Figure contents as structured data
▽

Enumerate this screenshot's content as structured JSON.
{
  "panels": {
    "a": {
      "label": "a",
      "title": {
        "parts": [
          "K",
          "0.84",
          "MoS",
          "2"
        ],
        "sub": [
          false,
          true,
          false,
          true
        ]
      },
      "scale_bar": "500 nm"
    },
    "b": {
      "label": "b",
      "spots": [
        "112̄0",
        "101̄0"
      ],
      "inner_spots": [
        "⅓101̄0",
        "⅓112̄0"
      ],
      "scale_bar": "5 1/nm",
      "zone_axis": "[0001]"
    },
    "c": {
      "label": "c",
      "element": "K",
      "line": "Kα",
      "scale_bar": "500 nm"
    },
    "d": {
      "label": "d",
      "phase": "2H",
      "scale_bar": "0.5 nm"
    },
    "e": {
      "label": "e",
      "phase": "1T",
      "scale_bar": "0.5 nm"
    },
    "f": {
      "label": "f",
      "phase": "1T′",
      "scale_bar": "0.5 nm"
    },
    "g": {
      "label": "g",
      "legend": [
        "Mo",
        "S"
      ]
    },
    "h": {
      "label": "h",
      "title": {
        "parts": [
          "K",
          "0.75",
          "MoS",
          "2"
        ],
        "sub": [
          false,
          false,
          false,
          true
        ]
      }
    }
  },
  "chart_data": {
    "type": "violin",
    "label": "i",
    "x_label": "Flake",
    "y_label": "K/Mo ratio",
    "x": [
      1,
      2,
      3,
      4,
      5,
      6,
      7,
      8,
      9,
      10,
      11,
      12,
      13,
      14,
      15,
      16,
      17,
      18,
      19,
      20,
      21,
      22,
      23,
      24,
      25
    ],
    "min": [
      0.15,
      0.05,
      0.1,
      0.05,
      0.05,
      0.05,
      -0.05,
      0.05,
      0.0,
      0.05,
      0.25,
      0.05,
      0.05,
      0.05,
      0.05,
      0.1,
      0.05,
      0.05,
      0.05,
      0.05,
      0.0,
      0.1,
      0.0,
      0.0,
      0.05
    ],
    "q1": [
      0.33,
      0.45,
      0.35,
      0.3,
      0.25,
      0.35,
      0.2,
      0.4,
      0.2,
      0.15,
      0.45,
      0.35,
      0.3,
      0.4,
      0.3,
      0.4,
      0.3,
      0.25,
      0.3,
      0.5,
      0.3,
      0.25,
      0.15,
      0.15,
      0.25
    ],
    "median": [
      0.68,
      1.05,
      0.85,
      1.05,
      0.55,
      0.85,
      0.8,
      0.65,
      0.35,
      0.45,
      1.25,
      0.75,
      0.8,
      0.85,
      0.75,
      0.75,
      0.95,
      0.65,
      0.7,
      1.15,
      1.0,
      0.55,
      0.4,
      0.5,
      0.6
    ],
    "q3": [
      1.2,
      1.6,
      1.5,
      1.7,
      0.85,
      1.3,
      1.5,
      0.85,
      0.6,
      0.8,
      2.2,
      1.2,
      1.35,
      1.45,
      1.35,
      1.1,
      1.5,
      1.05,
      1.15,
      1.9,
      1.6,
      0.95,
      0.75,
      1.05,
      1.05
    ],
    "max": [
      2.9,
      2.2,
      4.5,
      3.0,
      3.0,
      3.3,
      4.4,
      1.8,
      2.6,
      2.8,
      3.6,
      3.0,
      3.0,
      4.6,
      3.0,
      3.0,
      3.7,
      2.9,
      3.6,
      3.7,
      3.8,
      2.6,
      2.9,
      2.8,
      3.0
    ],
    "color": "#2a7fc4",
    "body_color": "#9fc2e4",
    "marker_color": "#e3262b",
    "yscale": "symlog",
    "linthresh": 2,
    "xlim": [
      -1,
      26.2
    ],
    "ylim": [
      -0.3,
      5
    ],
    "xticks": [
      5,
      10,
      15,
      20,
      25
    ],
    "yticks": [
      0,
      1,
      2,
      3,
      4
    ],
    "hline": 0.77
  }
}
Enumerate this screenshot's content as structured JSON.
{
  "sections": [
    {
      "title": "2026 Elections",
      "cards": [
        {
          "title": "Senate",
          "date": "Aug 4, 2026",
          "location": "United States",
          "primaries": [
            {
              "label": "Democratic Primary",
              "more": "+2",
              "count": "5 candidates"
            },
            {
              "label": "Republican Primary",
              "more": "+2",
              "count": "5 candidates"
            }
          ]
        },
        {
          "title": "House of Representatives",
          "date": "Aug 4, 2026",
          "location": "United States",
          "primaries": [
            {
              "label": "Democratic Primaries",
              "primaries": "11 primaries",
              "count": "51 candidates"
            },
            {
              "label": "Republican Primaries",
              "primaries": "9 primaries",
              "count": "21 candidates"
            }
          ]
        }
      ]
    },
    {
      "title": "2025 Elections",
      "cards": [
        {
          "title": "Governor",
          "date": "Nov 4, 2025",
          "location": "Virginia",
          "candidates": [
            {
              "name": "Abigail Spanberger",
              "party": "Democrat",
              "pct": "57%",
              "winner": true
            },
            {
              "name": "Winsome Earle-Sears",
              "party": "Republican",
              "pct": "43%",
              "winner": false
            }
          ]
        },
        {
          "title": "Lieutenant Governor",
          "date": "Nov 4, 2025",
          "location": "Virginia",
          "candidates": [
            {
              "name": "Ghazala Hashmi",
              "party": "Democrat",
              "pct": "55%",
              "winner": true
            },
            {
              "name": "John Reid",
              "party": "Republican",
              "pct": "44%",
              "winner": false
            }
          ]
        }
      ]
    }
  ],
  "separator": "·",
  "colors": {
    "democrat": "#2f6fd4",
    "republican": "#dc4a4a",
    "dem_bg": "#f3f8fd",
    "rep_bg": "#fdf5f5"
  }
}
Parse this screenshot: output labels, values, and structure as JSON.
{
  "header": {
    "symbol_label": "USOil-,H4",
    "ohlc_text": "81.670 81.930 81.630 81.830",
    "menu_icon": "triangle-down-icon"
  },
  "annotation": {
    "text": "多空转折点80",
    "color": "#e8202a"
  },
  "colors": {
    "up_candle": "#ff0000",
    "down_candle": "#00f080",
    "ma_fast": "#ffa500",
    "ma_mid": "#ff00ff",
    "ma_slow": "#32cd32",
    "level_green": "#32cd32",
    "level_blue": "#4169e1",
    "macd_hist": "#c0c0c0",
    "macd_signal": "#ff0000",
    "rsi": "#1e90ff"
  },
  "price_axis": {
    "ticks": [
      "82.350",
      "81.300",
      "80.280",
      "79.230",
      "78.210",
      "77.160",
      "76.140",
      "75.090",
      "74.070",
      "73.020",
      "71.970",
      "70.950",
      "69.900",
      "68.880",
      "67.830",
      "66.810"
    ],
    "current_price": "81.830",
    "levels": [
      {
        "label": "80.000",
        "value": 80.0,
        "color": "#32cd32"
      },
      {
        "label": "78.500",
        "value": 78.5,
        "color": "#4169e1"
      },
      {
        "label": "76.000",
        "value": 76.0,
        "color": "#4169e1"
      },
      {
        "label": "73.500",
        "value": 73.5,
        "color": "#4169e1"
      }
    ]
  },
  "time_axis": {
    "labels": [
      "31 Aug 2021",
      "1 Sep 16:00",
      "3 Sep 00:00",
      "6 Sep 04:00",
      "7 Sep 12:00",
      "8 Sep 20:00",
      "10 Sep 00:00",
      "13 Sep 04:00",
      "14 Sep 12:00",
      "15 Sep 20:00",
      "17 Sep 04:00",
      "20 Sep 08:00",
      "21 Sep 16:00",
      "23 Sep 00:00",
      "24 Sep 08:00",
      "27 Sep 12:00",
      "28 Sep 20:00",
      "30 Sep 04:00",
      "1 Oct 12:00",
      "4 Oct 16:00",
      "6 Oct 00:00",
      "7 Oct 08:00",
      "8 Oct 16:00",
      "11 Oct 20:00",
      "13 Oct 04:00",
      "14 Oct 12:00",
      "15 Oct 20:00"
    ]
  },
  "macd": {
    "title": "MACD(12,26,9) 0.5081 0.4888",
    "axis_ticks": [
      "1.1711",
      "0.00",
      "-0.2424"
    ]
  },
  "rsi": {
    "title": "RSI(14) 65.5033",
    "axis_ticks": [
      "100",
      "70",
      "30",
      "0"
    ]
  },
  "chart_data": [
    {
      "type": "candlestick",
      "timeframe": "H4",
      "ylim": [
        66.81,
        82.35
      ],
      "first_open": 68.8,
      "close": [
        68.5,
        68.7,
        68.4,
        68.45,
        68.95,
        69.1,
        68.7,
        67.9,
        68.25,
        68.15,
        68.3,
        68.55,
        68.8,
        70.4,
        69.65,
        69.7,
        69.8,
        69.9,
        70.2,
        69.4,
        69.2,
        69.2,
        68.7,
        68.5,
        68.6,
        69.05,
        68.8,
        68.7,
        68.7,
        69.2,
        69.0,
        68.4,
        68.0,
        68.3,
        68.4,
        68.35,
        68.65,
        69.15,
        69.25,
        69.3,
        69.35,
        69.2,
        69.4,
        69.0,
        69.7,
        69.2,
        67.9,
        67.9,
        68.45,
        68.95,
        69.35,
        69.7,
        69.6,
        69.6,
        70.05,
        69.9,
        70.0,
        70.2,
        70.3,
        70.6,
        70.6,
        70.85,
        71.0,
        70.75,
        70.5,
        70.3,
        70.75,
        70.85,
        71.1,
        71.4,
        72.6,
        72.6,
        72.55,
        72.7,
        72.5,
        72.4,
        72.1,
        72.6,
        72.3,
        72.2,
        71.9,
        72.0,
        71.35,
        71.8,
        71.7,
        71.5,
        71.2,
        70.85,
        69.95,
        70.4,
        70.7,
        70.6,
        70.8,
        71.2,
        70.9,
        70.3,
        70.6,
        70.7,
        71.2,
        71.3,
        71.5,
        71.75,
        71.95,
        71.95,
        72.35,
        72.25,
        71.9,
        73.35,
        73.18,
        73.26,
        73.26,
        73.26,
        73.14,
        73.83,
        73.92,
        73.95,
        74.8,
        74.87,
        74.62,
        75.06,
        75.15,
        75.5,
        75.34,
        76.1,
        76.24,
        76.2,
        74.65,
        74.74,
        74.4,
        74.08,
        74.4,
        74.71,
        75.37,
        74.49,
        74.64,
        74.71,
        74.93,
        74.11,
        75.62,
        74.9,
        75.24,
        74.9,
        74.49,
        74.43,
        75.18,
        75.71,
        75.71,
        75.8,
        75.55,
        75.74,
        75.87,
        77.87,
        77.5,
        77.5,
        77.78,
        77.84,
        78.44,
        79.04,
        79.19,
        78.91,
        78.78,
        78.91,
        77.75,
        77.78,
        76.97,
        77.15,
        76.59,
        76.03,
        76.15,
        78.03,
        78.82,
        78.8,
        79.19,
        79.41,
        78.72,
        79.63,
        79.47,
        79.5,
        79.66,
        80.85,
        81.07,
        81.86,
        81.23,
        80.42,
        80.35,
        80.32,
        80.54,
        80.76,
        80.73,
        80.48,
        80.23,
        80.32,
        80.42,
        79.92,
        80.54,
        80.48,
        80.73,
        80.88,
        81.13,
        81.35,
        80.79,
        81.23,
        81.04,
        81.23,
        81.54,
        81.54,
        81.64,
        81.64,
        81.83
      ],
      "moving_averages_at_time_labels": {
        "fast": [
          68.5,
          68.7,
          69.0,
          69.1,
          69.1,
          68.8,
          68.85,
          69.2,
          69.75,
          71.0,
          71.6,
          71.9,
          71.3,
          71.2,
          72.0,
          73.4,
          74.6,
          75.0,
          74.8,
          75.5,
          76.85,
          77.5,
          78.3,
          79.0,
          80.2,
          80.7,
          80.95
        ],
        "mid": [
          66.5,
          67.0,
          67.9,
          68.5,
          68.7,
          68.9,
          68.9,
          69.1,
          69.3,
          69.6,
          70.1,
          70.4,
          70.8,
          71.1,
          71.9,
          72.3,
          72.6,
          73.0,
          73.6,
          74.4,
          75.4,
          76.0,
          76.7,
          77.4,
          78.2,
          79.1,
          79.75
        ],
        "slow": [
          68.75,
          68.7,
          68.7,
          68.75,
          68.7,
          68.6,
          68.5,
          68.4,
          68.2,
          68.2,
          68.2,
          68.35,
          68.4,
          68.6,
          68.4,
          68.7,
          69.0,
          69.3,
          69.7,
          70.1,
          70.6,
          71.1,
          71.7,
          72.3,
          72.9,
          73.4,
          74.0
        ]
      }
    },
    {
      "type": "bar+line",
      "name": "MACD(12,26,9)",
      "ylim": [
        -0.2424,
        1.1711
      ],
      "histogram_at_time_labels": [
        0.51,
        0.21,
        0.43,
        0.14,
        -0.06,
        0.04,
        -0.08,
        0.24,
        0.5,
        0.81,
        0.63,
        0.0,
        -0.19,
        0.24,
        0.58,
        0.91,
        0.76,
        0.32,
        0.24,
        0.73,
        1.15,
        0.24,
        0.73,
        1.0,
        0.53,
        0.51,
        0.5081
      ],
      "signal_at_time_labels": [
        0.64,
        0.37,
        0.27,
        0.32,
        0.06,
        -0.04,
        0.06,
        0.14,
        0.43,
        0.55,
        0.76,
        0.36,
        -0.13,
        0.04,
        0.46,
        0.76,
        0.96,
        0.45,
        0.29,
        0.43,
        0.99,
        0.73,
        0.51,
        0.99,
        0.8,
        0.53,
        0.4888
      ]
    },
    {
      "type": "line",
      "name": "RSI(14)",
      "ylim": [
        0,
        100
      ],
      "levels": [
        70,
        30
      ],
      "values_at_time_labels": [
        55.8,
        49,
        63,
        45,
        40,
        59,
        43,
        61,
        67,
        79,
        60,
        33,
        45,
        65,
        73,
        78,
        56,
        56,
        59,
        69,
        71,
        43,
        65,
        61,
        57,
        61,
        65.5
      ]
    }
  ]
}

△

GOAL: Write out every line of the entries that holds the word "count".

ANSWER BELOW:
              "count": "5 candidates"
              "count": "5 candidates"
              "count": "51 candidates"
              "count": "21 candidates"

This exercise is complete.